DOCUMENT SEGMENT -
I’m not sure that it’s Red vs. Blue. (It’s still hard for me to realize we are now in an age when red is the color of conservatism.) The choice of Arne Duncan leaves me sad, but maybe he’s “purple”? I hope so. I’ll wait to comment until all the education positions are filled.

There’s another axis of ideas that may cross lines on some of the issues that most concern us. We’re lined up, for example, on different issues in different places; for example, with regard to “who should decide what?”

There are complicated balances embedded in this question that are increasingly being decided centrally. I think you worry more about the lack of expertise of those making decisions, and I worry more about even the wisest of educational czars telling parents, teachers, and communities what and how to teach. On this one I’m often allied with traditional conservatives! You seem split depending on whether it’s “how” (pedagogy) or “what” (subject matter). We’ll get back to this in 2009.

The idea of equity has a more obvious Red/Blue axis. Except that some of the new defenders of equity seem only interested in equalizing test scores. I just finished reading an extraordinary piece by T. Elijah Hawkes (a NYC school principal) in Schools Studies in Education, published jointly by the Francis W. Parker School in Chicago and the University of Chicago Press. He says it better than I can. I urge everyone to read it.

YOUR TASKS -
(a) According to the education passage, which two institutions jointly publish Schools Studies in Education?
(b) Based on the education passage, answer yes or no to each statement and quote the words from the passage that decide it. (i) The writer is saddened by the choice of Arne Duncan. (ii) On the question of who should decide, the writer is often allied with traditional liberals. (iii) T. Elijah Hawkes is a school principal in Chicago.

SUPPLIED MATERIAL -

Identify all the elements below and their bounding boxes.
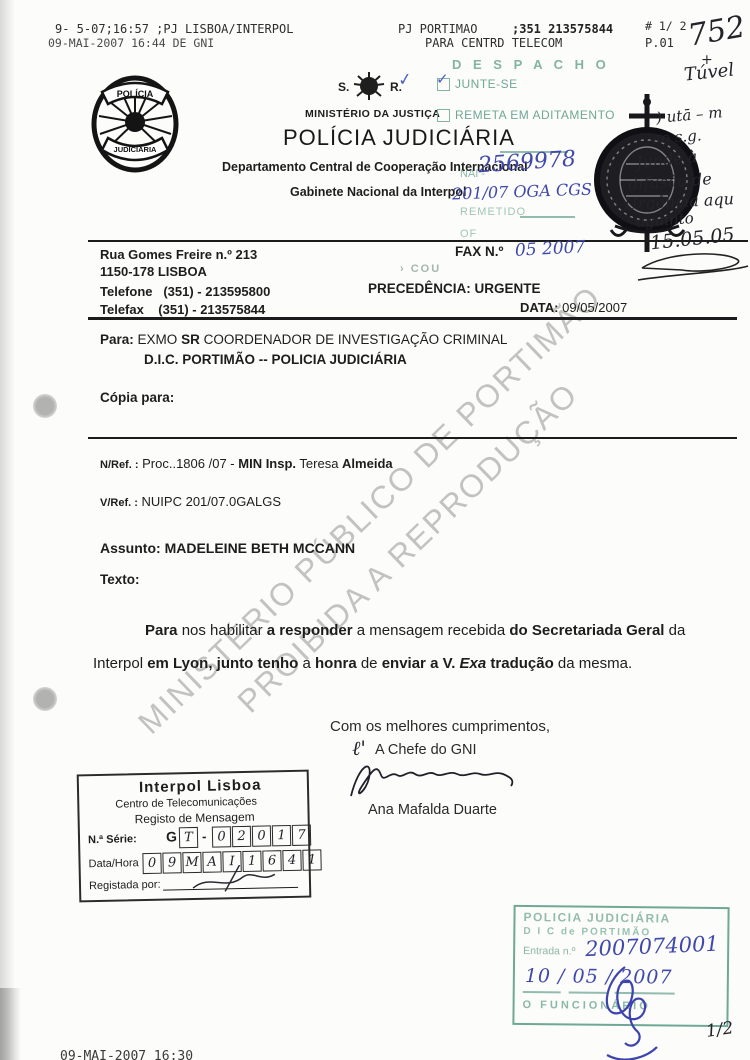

SOLUTIONS TO THE TASKS -
(a) The Francis W. Parker School in Chicago and the University of Chicago Press.

(b)
(i) Yes: "The choice of Arne Duncan leaves me sad"
(ii) No: "On this one I’m often allied with traditional conservatives!"
(iii) No: "T. Elijah Hawkes (a NYC school principal)"